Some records
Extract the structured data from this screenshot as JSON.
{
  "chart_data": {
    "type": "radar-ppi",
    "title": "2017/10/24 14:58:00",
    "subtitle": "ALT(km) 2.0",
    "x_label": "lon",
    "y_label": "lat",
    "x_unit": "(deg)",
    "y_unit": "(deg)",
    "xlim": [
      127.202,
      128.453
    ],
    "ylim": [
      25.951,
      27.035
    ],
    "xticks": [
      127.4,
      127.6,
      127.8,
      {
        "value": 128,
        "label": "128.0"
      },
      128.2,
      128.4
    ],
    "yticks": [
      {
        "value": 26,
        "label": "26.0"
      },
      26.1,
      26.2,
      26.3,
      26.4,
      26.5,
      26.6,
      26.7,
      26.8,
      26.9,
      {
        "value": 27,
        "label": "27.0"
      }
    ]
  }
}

Given task: Type out the material again exactly as presented.

Response to this task:
Extract the structured data from this screenshot as JSON.
{
  "chart_data": {
    "type": "radar-ppi",
    "title": "2017/10/24 14:58:00",
    "subtitle": "ALT(km) 2.0",
    "x_label": "lon",
    "y_label": "lat",
    "x_unit": "(deg)",
    "y_unit": "(deg)",
    "xlim": [
      127.202,
      128.453
    ],
    "ylim": [
      25.951,
      27.035
    ],
    "xticks": [
      127.4,
      127.6,
      127.8,
      {
        "value": 128,
        "label": "128.0"
      },
      128.2,
      128.4
    ],
    "yticks": [
      {
        "value": 26,
        "label": "26.0"
      },
      26.1,
      26.2,
      26.3,
      26.4,
      26.5,
      26.6,
      26.7,
      26.8,
      26.9,
      {
        "value": 27,
        "label": "27.0"
      }
    ]
  }
}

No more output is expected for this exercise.